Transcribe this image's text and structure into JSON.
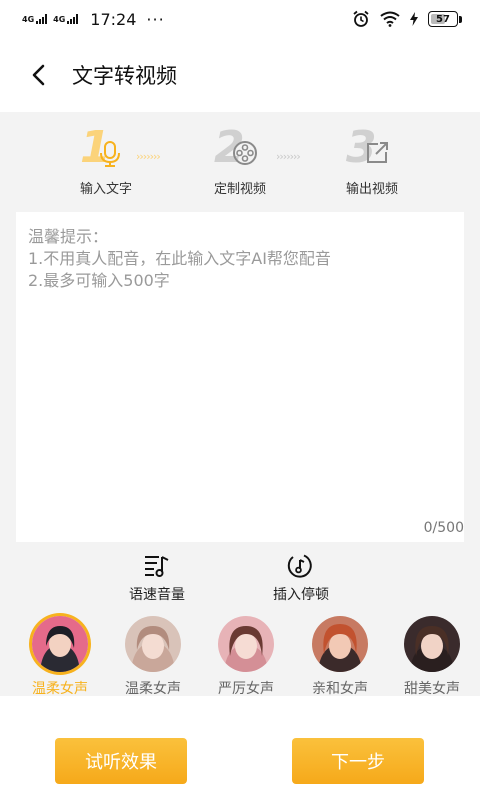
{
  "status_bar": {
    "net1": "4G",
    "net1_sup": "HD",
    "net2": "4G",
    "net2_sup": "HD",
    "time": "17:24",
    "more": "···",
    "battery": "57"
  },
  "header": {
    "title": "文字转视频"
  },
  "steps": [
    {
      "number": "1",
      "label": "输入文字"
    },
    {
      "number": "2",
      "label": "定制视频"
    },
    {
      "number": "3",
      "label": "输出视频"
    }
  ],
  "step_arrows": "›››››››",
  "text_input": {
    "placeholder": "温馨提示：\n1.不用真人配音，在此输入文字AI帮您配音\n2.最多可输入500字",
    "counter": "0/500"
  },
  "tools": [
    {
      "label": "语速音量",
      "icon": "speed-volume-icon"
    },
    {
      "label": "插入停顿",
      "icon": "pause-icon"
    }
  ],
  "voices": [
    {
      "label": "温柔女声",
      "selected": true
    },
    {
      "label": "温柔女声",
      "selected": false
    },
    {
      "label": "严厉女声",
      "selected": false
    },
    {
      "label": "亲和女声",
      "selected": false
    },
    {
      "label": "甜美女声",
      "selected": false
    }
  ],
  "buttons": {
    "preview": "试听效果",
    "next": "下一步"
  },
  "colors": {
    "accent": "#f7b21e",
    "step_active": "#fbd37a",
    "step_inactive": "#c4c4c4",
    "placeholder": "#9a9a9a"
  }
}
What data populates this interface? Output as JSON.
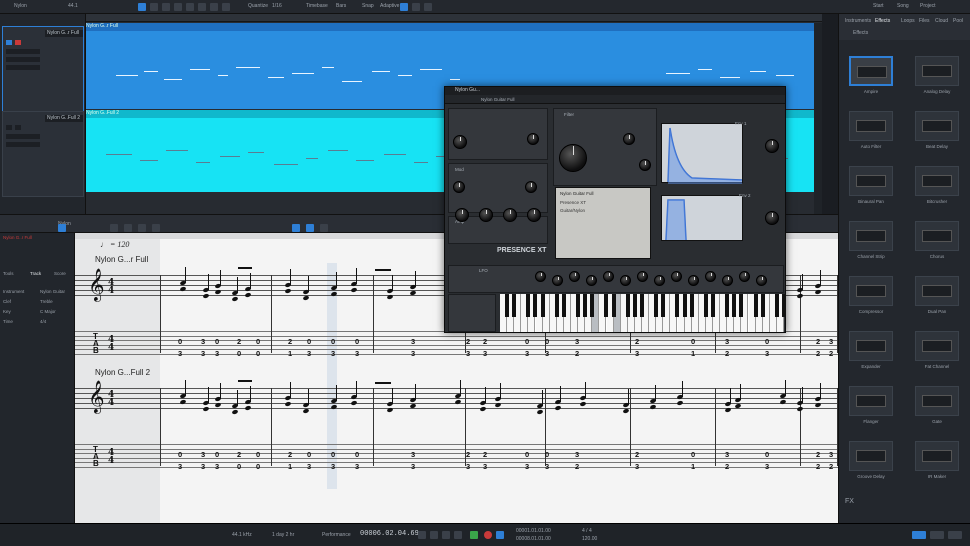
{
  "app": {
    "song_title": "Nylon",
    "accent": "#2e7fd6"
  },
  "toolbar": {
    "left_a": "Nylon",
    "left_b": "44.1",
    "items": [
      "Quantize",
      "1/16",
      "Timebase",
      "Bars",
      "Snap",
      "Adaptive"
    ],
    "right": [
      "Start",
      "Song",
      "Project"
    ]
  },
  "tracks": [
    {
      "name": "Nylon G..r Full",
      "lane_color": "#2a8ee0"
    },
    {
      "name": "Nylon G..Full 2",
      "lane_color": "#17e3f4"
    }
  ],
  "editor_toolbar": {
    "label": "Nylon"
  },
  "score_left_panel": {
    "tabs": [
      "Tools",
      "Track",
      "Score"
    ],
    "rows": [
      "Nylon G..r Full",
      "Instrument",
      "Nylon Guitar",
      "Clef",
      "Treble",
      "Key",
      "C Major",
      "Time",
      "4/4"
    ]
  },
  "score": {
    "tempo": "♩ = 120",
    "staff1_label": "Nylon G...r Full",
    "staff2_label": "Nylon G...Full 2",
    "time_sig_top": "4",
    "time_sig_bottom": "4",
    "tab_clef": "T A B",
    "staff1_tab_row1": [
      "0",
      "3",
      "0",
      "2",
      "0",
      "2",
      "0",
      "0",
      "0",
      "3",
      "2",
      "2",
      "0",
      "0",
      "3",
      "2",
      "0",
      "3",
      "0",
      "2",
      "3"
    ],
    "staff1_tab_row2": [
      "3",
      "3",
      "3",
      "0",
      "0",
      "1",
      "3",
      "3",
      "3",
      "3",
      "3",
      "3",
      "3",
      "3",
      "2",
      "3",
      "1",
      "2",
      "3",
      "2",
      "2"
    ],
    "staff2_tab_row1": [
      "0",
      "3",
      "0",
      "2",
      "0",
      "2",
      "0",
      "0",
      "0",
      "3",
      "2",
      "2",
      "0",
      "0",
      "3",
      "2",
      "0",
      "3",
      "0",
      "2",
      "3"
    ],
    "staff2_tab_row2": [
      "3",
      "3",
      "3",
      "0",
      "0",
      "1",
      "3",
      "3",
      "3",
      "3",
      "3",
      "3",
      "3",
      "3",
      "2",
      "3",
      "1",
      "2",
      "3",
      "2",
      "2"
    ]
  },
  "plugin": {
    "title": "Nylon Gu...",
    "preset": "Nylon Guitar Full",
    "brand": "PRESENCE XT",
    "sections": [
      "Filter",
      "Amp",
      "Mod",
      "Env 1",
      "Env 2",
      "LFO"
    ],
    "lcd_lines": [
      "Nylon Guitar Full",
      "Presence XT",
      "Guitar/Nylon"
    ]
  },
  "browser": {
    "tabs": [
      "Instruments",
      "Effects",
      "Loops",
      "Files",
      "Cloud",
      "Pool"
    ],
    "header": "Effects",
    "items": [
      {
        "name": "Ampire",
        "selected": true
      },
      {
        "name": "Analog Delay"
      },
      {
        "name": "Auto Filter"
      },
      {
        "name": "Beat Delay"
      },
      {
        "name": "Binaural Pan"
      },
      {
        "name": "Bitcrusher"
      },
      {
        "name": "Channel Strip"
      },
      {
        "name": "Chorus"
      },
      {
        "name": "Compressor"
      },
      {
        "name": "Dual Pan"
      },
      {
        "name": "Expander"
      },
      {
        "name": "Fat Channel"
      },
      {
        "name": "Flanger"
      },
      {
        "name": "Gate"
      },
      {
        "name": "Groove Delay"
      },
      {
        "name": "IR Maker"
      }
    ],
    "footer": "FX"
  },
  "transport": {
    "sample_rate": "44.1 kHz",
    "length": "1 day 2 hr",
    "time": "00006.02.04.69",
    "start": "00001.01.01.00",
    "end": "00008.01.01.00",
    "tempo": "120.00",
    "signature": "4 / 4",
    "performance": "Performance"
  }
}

***

TASK TO CARRY OUT:
Pictures don't belong in the copy. Restate all the entries exactly.

ANSWER FOR THIS EXERCISE:
Transcribe this image's text and structure into JSON.
{
  "status_bar": {
    "net1": "4G",
    "net1_sup": "HD",
    "net2": "4G",
    "net2_sup": "HD",
    "time": "17:24",
    "more": "···",
    "battery": "57"
  },
  "header": {
    "title": "文字转视频"
  },
  "steps": [
    {
      "number": "1",
      "label": "输入文字"
    },
    {
      "number": "2",
      "label": "定制视频"
    },
    {
      "number": "3",
      "label": "输出视频"
    }
  ],
  "step_arrows": "›››››››",
  "text_input": {
    "placeholder": "温馨提示：\n1.不用真人配音，在此输入文字AI帮您配音\n2.最多可输入500字",
    "counter": "0/500"
  },
  "tools": [
    {
      "label": "语速音量",
      "icon": "speed-volume-icon"
    },
    {
      "label": "插入停顿",
      "icon": "pause-icon"
    }
  ],
  "voices": [
    {
      "label": "温柔女声",
      "selected": true
    },
    {
      "label": "温柔女声",
      "selected": false
    },
    {
      "label": "严厉女声",
      "selected": false
    },
    {
      "label": "亲和女声",
      "selected": false
    },
    {
      "label": "甜美女声",
      "selected": false
    }
  ],
  "buttons": {
    "preview": "试听效果",
    "next": "下一步"
  },
  "colors": {
    "accent": "#f7b21e",
    "step_active": "#fbd37a",
    "step_inactive": "#c4c4c4",
    "placeholder": "#9a9a9a"
  }
}
What data populates this interface? Output as JSON.
{
  "app": {
    "song_title": "Nylon",
    "accent": "#2e7fd6"
  },
  "toolbar": {
    "left_a": "Nylon",
    "left_b": "44.1",
    "items": [
      "Quantize",
      "1/16",
      "Timebase",
      "Bars",
      "Snap",
      "Adaptive"
    ],
    "right": [
      "Start",
      "Song",
      "Project"
    ]
  },
  "tracks": [
    {
      "name": "Nylon G..r Full",
      "lane_color": "#2a8ee0"
    },
    {
      "name": "Nylon G..Full 2",
      "lane_color": "#17e3f4"
    }
  ],
  "editor_toolbar": {
    "label": "Nylon"
  },
  "score_left_panel": {
    "tabs": [
      "Tools",
      "Track",
      "Score"
    ],
    "rows": [
      "Nylon G..r Full",
      "Instrument",
      "Nylon Guitar",
      "Clef",
      "Treble",
      "Key",
      "C Major",
      "Time",
      "4/4"
    ]
  },
  "score": {
    "tempo": "♩ = 120",
    "staff1_label": "Nylon G...r Full",
    "staff2_label": "Nylon G...Full 2",
    "time_sig_top": "4",
    "time_sig_bottom": "4",
    "tab_clef": "T A B",
    "staff1_tab_row1": [
      "0",
      "3",
      "0",
      "2",
      "0",
      "2",
      "0",
      "0",
      "0",
      "3",
      "2",
      "2",
      "0",
      "0",
      "3",
      "2",
      "0",
      "3",
      "0",
      "2",
      "3"
    ],
    "staff1_tab_row2": [
      "3",
      "3",
      "3",
      "0",
      "0",
      "1",
      "3",
      "3",
      "3",
      "3",
      "3",
      "3",
      "3",
      "3",
      "2",
      "3",
      "1",
      "2",
      "3",
      "2",
      "2"
    ],
    "staff2_tab_row1": [
      "0",
      "3",
      "0",
      "2",
      "0",
      "2",
      "0",
      "0",
      "0",
      "3",
      "2",
      "2",
      "0",
      "0",
      "3",
      "2",
      "0",
      "3",
      "0",
      "2",
      "3"
    ],
    "staff2_tab_row2": [
      "3",
      "3",
      "3",
      "0",
      "0",
      "1",
      "3",
      "3",
      "3",
      "3",
      "3",
      "3",
      "3",
      "3",
      "2",
      "3",
      "1",
      "2",
      "3",
      "2",
      "2"
    ]
  },
  "plugin": {
    "title": "Nylon Gu...",
    "preset": "Nylon Guitar Full",
    "brand": "PRESENCE XT",
    "sections": [
      "Filter",
      "Amp",
      "Mod",
      "Env 1",
      "Env 2",
      "LFO"
    ],
    "lcd_lines": [
      "Nylon Guitar Full",
      "Presence XT",
      "Guitar/Nylon"
    ]
  },
  "browser": {
    "tabs": [
      "Instruments",
      "Effects",
      "Loops",
      "Files",
      "Cloud",
      "Pool"
    ],
    "header": "Effects",
    "items": [
      {
        "name": "Ampire",
        "selected": true
      },
      {
        "name": "Analog Delay"
      },
      {
        "name": "Auto Filter"
      },
      {
        "name": "Beat Delay"
      },
      {
        "name": "Binaural Pan"
      },
      {
        "name": "Bitcrusher"
      },
      {
        "name": "Channel Strip"
      },
      {
        "name": "Chorus"
      },
      {
        "name": "Compressor"
      },
      {
        "name": "Dual Pan"
      },
      {
        "name": "Expander"
      },
      {
        "name": "Fat Channel"
      },
      {
        "name": "Flanger"
      },
      {
        "name": "Gate"
      },
      {
        "name": "Groove Delay"
      },
      {
        "name": "IR Maker"
      }
    ],
    "footer": "FX"
  },
  "transport": {
    "sample_rate": "44.1 kHz",
    "length": "1 day 2 hr",
    "time": "00006.02.04.69",
    "start": "00001.01.01.00",
    "end": "00008.01.01.00",
    "tempo": "120.00",
    "signature": "4 / 4",
    "performance": "Performance"
  }
}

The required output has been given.